> **Data provided**
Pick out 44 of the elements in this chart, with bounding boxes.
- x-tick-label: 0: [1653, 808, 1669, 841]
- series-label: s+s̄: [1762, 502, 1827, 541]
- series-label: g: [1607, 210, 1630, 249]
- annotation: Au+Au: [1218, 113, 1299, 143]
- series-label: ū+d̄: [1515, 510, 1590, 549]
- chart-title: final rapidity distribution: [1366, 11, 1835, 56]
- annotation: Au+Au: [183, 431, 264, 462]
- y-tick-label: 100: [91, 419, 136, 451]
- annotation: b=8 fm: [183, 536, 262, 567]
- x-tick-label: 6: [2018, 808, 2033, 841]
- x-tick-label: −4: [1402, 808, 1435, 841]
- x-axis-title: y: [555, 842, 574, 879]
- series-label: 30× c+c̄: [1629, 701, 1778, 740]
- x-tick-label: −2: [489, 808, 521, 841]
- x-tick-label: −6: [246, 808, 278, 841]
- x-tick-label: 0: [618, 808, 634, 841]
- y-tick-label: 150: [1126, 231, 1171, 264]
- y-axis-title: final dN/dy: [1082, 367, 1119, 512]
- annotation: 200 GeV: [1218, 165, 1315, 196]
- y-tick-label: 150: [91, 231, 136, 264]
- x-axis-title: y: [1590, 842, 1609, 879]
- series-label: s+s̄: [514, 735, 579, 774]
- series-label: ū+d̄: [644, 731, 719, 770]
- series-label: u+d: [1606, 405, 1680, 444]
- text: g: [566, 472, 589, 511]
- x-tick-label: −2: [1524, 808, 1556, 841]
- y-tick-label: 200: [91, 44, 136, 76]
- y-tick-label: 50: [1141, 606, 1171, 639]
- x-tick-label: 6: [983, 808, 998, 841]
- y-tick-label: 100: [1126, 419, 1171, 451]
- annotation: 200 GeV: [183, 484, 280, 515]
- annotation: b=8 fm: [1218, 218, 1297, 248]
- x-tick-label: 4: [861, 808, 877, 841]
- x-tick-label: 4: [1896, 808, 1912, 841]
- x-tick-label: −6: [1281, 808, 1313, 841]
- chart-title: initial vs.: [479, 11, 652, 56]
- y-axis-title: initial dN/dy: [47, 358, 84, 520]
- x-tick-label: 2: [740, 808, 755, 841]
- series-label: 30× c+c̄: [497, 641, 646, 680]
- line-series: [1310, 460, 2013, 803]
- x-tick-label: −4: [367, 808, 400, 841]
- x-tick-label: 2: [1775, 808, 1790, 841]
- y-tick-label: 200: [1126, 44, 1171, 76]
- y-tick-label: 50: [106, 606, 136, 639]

> **Short problem**
Find each line in the entries above that contains the word "chart", and copy those lines in full.

> **Correct answer**
Pick out 44 of the elements in this chart, with bounding boxes.
- chart-title: final rapidity distribution: [1366, 11, 1835, 56]
- chart-title: initial vs.: [479, 11, 652, 56]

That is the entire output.